==== Input for this task ====

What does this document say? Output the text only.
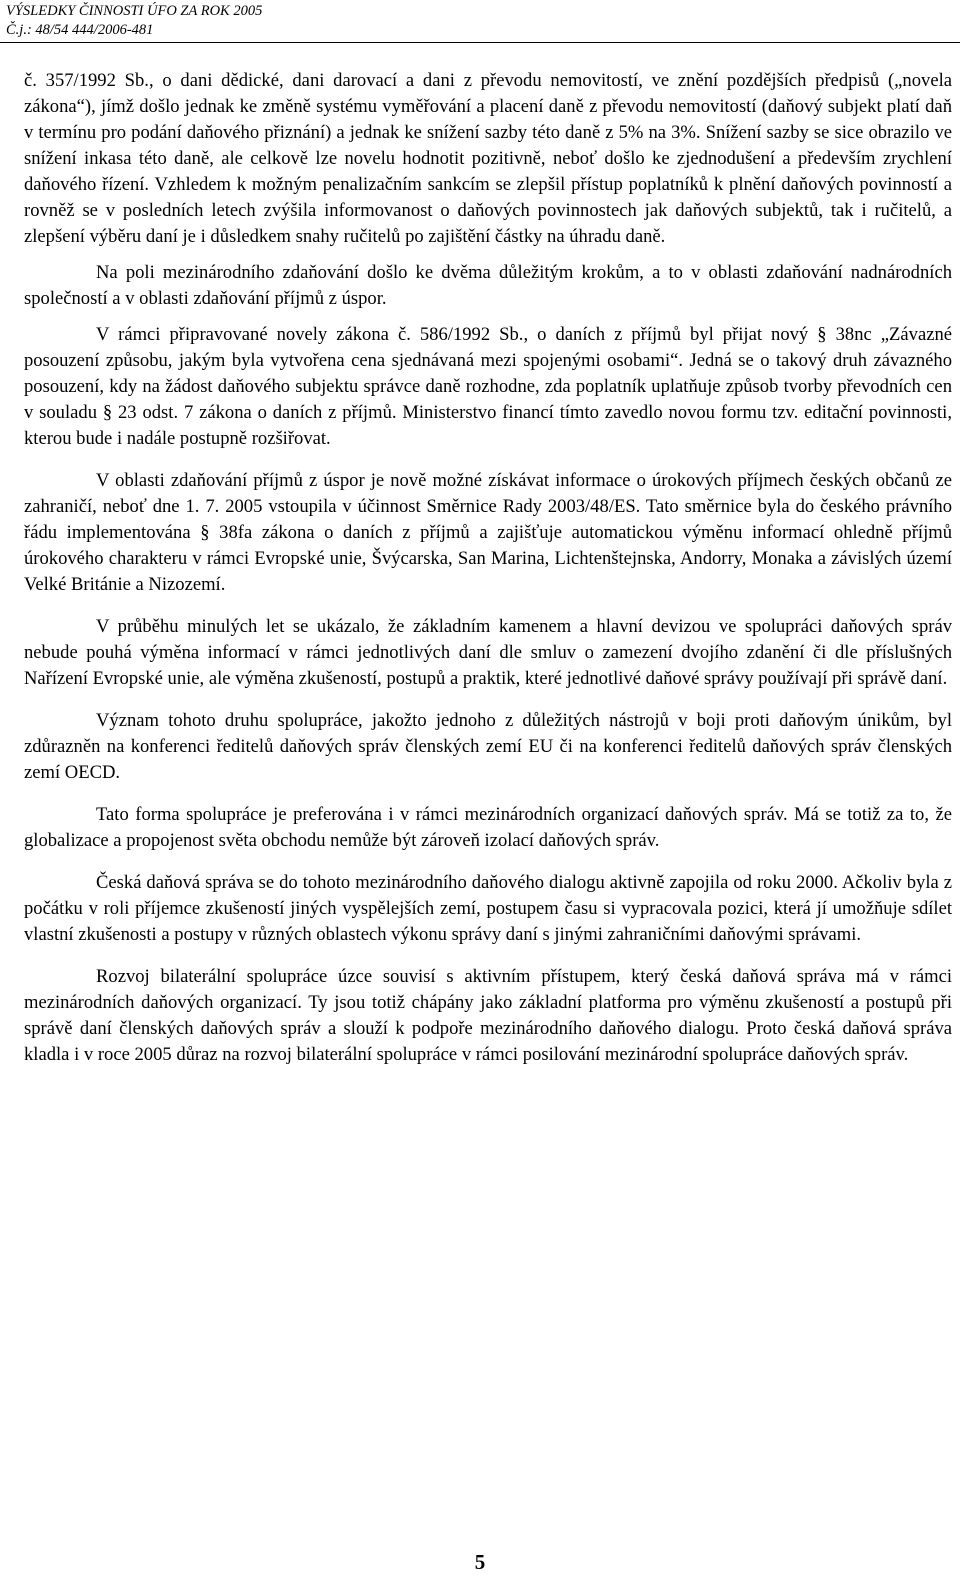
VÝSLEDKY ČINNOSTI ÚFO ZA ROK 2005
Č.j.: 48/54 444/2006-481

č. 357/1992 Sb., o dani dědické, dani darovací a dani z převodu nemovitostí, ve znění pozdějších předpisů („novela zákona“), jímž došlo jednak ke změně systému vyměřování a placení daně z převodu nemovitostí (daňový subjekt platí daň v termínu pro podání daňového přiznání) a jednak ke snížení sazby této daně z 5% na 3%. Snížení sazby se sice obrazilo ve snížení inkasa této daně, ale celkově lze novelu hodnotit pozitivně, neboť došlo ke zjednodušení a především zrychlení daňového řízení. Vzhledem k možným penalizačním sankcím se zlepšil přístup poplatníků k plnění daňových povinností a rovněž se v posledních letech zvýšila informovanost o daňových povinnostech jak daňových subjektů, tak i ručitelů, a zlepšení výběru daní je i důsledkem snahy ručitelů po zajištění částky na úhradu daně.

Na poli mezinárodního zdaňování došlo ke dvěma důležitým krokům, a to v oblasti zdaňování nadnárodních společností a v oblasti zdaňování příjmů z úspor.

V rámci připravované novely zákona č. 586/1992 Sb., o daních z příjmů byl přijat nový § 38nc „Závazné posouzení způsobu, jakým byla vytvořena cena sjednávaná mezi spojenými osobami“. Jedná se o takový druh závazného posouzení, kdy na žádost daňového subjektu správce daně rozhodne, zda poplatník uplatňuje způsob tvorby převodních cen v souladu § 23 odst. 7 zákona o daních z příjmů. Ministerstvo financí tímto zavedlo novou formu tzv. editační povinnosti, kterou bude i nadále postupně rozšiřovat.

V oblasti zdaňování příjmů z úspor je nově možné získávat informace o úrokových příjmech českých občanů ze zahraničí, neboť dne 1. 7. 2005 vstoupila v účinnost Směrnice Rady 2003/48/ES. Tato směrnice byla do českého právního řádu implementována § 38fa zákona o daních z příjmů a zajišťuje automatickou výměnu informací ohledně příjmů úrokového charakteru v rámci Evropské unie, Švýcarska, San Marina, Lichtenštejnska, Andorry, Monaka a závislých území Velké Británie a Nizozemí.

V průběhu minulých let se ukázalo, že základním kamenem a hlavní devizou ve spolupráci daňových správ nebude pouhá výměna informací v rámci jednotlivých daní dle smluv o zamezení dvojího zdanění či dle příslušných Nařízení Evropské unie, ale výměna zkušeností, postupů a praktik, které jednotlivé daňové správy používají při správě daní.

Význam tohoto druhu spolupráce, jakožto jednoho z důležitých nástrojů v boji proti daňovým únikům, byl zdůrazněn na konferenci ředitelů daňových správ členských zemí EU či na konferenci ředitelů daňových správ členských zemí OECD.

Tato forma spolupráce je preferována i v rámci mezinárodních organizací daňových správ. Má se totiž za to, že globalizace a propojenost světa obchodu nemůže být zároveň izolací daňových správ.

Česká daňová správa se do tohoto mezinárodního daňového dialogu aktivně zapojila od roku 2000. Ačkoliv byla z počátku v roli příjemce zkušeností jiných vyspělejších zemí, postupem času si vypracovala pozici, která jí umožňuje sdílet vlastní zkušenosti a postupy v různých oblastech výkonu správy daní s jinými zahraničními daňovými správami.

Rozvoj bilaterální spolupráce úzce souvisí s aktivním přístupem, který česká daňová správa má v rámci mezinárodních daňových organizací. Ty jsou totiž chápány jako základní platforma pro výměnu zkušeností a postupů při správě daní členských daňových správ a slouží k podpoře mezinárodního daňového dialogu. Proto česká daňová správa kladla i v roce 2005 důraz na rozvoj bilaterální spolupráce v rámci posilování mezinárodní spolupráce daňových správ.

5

====

Given instruction —
Respond with the number of lines containing "příjmů" and no additional words.

Correct response —
3